[Records from a collection of figures]
◇ ◇ ◇ ◇ ◇ ◇ ◇

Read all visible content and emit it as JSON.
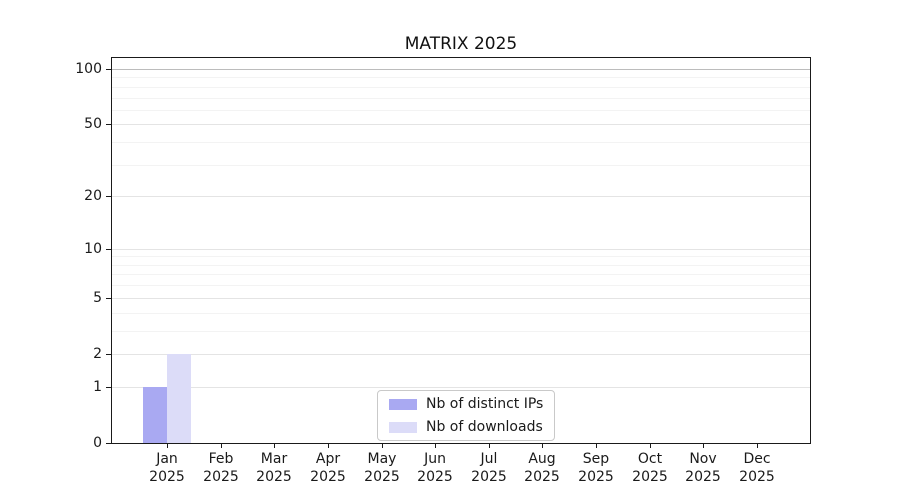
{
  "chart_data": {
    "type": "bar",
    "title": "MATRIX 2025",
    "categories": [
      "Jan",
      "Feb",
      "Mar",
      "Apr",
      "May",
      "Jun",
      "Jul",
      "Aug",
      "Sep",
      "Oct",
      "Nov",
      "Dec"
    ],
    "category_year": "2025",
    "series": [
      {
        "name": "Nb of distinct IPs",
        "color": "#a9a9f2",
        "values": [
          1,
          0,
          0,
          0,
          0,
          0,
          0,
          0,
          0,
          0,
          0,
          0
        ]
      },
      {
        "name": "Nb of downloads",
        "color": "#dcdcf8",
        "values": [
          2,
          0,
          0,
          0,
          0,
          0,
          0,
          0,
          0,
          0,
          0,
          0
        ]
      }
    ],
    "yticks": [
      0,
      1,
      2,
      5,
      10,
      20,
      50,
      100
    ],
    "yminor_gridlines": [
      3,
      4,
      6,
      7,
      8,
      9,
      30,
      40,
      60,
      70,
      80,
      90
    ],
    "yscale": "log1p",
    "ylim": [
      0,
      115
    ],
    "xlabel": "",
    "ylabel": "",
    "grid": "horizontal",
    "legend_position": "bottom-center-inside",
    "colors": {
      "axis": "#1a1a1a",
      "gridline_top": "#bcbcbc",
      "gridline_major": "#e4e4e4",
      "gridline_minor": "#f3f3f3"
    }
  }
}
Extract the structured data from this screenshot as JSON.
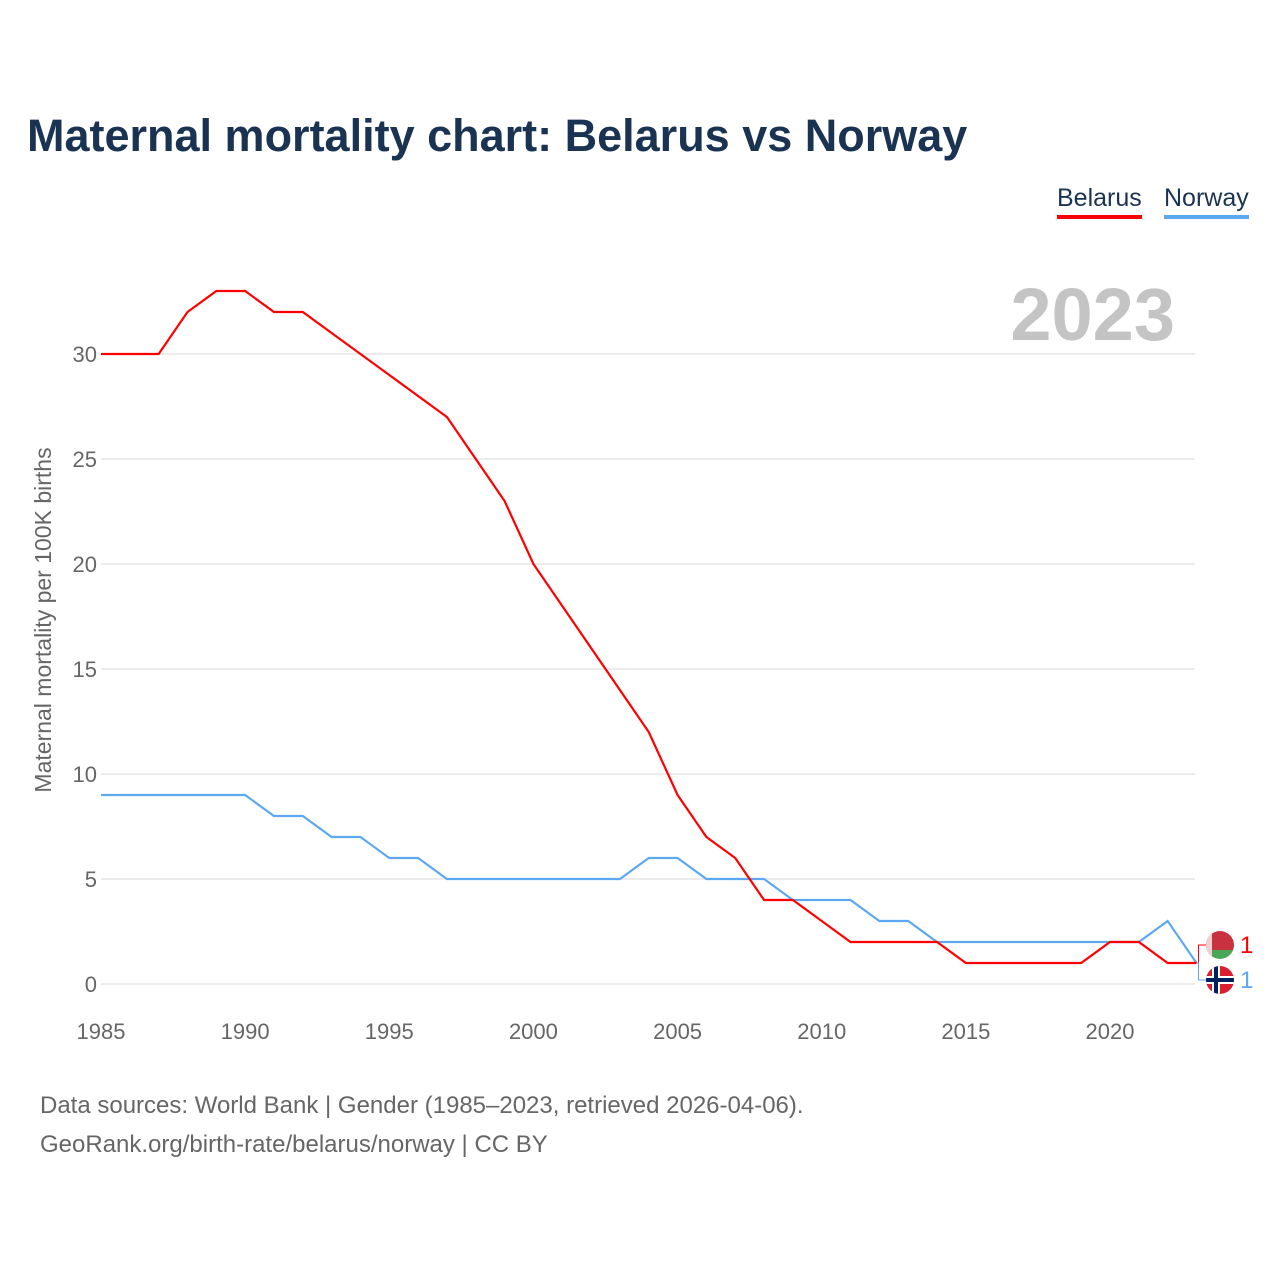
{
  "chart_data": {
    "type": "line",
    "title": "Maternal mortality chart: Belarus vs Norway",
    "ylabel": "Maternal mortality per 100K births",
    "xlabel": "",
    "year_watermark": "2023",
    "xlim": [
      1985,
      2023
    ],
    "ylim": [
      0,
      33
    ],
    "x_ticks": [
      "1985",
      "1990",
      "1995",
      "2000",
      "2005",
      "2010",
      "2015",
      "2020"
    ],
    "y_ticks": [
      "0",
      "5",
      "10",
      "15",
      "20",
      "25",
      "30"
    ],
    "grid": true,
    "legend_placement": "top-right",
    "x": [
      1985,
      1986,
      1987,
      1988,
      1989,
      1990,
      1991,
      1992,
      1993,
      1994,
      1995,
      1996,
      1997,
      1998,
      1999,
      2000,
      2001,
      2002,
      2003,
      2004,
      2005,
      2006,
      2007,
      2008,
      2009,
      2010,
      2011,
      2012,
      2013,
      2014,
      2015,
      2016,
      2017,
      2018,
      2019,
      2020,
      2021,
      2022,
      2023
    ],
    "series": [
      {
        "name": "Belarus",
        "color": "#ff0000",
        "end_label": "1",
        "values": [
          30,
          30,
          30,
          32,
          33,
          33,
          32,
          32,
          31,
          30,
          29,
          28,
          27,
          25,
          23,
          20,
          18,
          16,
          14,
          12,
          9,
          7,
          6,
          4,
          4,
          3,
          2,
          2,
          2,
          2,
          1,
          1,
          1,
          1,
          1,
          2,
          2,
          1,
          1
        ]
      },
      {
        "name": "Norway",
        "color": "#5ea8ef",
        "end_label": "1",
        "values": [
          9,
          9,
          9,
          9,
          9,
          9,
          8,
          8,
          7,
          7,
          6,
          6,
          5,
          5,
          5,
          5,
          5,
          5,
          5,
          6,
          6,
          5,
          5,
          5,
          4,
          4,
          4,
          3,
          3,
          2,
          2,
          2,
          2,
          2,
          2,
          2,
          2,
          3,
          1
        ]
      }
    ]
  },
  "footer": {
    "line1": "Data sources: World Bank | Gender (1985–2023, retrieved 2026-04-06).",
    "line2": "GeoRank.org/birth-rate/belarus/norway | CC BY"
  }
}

◇ ◇ ◇ ◇ ◇ ◇ ◇

• **Challenge**:
All of the entries above should be copied exactly, except for the pictures.

• **Expected output**:
Read all visible content and emit it as JSON.
{
  "chart_data": {
    "type": "bar",
    "title": "MATRIX 2025",
    "categories": [
      "Jan",
      "Feb",
      "Mar",
      "Apr",
      "May",
      "Jun",
      "Jul",
      "Aug",
      "Sep",
      "Oct",
      "Nov",
      "Dec"
    ],
    "category_year": "2025",
    "series": [
      {
        "name": "Nb of distinct IPs",
        "color": "#a9a9f2",
        "values": [
          1,
          0,
          0,
          0,
          0,
          0,
          0,
          0,
          0,
          0,
          0,
          0
        ]
      },
      {
        "name": "Nb of downloads",
        "color": "#dcdcf8",
        "values": [
          2,
          0,
          0,
          0,
          0,
          0,
          0,
          0,
          0,
          0,
          0,
          0
        ]
      }
    ],
    "yticks": [
      0,
      1,
      2,
      5,
      10,
      20,
      50,
      100
    ],
    "yminor_gridlines": [
      3,
      4,
      6,
      7,
      8,
      9,
      30,
      40,
      60,
      70,
      80,
      90
    ],
    "yscale": "log1p",
    "ylim": [
      0,
      115
    ],
    "xlabel": "",
    "ylabel": "",
    "grid": "horizontal",
    "legend_position": "bottom-center-inside",
    "colors": {
      "axis": "#1a1a1a",
      "gridline_top": "#bcbcbc",
      "gridline_major": "#e4e4e4",
      "gridline_minor": "#f3f3f3"
    }
  }
}
Extract the structured data from this screenshot as JSON.
{
  "chart_data": {
    "type": "line",
    "title": "Maternal mortality chart: Belarus vs Norway",
    "ylabel": "Maternal mortality per 100K births",
    "xlabel": "",
    "year_watermark": "2023",
    "xlim": [
      1985,
      2023
    ],
    "ylim": [
      0,
      33
    ],
    "x_ticks": [
      "1985",
      "1990",
      "1995",
      "2000",
      "2005",
      "2010",
      "2015",
      "2020"
    ],
    "y_ticks": [
      "0",
      "5",
      "10",
      "15",
      "20",
      "25",
      "30"
    ],
    "grid": true,
    "legend_placement": "top-right",
    "x": [
      1985,
      1986,
      1987,
      1988,
      1989,
      1990,
      1991,
      1992,
      1993,
      1994,
      1995,
      1996,
      1997,
      1998,
      1999,
      2000,
      2001,
      2002,
      2003,
      2004,
      2005,
      2006,
      2007,
      2008,
      2009,
      2010,
      2011,
      2012,
      2013,
      2014,
      2015,
      2016,
      2017,
      2018,
      2019,
      2020,
      2021,
      2022,
      2023
    ],
    "series": [
      {
        "name": "Belarus",
        "color": "#ff0000",
        "end_label": "1",
        "values": [
          30,
          30,
          30,
          32,
          33,
          33,
          32,
          32,
          31,
          30,
          29,
          28,
          27,
          25,
          23,
          20,
          18,
          16,
          14,
          12,
          9,
          7,
          6,
          4,
          4,
          3,
          2,
          2,
          2,
          2,
          1,
          1,
          1,
          1,
          1,
          2,
          2,
          1,
          1
        ]
      },
      {
        "name": "Norway",
        "color": "#5ea8ef",
        "end_label": "1",
        "values": [
          9,
          9,
          9,
          9,
          9,
          9,
          8,
          8,
          7,
          7,
          6,
          6,
          5,
          5,
          5,
          5,
          5,
          5,
          5,
          6,
          6,
          5,
          5,
          5,
          4,
          4,
          4,
          3,
          3,
          2,
          2,
          2,
          2,
          2,
          2,
          2,
          2,
          3,
          1
        ]
      }
    ]
  },
  "footer": {
    "line1": "Data sources: World Bank | Gender (1985–2023, retrieved 2026-04-06).",
    "line2": "GeoRank.org/birth-rate/belarus/norway | CC BY"
  }
}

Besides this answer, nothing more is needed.